- About this exercise
Exactly reproduce each record listed below.

Material for this exercise Block Start

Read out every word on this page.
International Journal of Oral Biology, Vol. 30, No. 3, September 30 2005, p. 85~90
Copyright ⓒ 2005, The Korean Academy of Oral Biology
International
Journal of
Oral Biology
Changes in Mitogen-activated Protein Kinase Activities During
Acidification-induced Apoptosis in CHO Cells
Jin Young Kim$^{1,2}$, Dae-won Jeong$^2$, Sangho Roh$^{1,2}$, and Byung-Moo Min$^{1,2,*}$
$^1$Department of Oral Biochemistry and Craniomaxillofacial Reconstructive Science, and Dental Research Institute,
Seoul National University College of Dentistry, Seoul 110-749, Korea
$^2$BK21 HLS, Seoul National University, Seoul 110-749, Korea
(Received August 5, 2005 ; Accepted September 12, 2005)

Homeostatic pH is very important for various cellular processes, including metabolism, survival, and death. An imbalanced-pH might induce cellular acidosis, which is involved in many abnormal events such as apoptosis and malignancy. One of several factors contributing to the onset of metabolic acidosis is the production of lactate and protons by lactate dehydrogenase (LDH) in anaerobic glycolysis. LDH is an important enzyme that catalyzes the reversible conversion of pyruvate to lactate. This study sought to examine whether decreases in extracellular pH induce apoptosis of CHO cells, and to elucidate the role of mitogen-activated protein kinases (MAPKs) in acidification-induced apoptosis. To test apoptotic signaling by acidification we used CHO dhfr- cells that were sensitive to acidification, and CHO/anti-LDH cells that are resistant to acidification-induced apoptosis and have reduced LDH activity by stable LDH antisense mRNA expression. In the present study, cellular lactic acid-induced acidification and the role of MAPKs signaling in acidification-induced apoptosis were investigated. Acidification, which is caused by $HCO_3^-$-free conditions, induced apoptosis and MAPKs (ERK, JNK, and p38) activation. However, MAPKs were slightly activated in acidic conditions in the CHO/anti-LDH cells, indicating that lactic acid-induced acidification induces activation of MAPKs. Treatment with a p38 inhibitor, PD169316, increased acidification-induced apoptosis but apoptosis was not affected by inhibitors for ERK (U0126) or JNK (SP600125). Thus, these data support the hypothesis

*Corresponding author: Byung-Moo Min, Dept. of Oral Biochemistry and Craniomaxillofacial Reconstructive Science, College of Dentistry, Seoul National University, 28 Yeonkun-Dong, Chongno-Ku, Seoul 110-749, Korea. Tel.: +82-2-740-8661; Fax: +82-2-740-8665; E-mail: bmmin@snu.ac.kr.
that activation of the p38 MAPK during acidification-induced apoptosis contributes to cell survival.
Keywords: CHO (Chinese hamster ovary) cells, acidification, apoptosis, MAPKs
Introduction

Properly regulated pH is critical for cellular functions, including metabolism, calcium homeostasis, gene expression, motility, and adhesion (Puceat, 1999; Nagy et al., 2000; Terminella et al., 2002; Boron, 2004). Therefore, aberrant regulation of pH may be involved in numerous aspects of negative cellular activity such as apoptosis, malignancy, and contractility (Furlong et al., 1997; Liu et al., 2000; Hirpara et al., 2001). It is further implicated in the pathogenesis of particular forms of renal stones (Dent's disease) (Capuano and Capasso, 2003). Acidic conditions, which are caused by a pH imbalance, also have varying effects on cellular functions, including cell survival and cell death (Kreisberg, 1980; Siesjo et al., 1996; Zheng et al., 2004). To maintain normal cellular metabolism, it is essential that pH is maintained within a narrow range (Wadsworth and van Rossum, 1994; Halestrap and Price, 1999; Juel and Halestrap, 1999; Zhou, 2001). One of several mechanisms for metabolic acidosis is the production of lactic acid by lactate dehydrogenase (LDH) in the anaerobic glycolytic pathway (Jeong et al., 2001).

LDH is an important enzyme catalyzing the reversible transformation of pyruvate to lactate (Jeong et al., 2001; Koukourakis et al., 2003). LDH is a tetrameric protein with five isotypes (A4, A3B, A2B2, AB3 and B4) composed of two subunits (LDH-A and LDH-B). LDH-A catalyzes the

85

Material for this exercise Block End

- Solution to the problem
Read out every word on this page.
International Journal of Oral Biology, Vol. 30, No. 3, September 30 2005, p. 85~90
Copyright ⓒ 2005, The Korean Academy of Oral Biology
International
Journal of
Oral Biology
Changes in Mitogen-activated Protein Kinase Activities During
Acidification-induced Apoptosis in CHO Cells
Jin Young Kim$^{1,2}$, Dae-won Jeong$^2$, Sangho Roh$^{1,2}$, and Byung-Moo Min$^{1,2,*}$
$^1$Department of Oral Biochemistry and Craniomaxillofacial Reconstructive Science, and Dental Research Institute,
Seoul National University College of Dentistry, Seoul 110-749, Korea
$^2$BK21 HLS, Seoul National University, Seoul 110-749, Korea
(Received August 5, 2005 ; Accepted September 12, 2005)

Homeostatic pH is very important for various cellular processes, including metabolism, survival, and death. An imbalanced-pH might induce cellular acidosis, which is involved in many abnormal events such as apoptosis and malignancy. One of several factors contributing to the onset of metabolic acidosis is the production of lactate and protons by lactate dehydrogenase (LDH) in anaerobic glycolysis. LDH is an important enzyme that catalyzes the reversible conversion of pyruvate to lactate. This study sought to examine whether decreases in extracellular pH induce apoptosis of CHO cells, and to elucidate the role of mitogen-activated protein kinases (MAPKs) in acidification-induced apoptosis. To test apoptotic signaling by acidification we used CHO dhfr- cells that were sensitive to acidification, and CHO/anti-LDH cells that are resistant to acidification-induced apoptosis and have reduced LDH activity by stable LDH antisense mRNA expression. In the present study, cellular lactic acid-induced acidification and the role of MAPKs signaling in acidification-induced apoptosis were investigated. Acidification, which is caused by $HCO_3^-$-free conditions, induced apoptosis and MAPKs (ERK, JNK, and p38) activation. However, MAPKs were slightly activated in acidic conditions in the CHO/anti-LDH cells, indicating that lactic acid-induced acidification induces activation of MAPKs. Treatment with a p38 inhibitor, PD169316, increased acidification-induced apoptosis but apoptosis was not affected by inhibitors for ERK (U0126) or JNK (SP600125). Thus, these data support the hypothesis

*Corresponding author: Byung-Moo Min, Dept. of Oral Biochemistry and Craniomaxillofacial Reconstructive Science, College of Dentistry, Seoul National University, 28 Yeonkun-Dong, Chongno-Ku, Seoul 110-749, Korea. Tel.: +82-2-740-8661; Fax: +82-2-740-8665; E-mail: bmmin@snu.ac.kr.
that activation of the p38 MAPK during acidification-induced apoptosis contributes to cell survival.
Keywords: CHO (Chinese hamster ovary) cells, acidification, apoptosis, MAPKs
Introduction

Properly regulated pH is critical for cellular functions, including metabolism, calcium homeostasis, gene expression, motility, and adhesion (Puceat, 1999; Nagy et al., 2000; Terminella et al., 2002; Boron, 2004). Therefore, aberrant regulation of pH may be involved in numerous aspects of negative cellular activity such as apoptosis, malignancy, and contractility (Furlong et al., 1997; Liu et al., 2000; Hirpara et al., 2001). It is further implicated in the pathogenesis of particular forms of renal stones (Dent's disease) (Capuano and Capasso, 2003). Acidic conditions, which are caused by a pH imbalance, also have varying effects on cellular functions, including cell survival and cell death (Kreisberg, 1980; Siesjo et al., 1996; Zheng et al., 2004). To maintain normal cellular metabolism, it is essential that pH is maintained within a narrow range (Wadsworth and van Rossum, 1994; Halestrap and Price, 1999; Juel and Halestrap, 1999; Zhou, 2001). One of several mechanisms for metabolic acidosis is the production of lactic acid by lactate dehydrogenase (LDH) in the anaerobic glycolytic pathway (Jeong et al., 2001).

LDH is an important enzyme catalyzing the reversible transformation of pyruvate to lactate (Jeong et al., 2001; Koukourakis et al., 2003). LDH is a tetrameric protein with five isotypes (A4, A3B, A2B2, AB3 and B4) composed of two subunits (LDH-A and LDH-B). LDH-A catalyzes the

85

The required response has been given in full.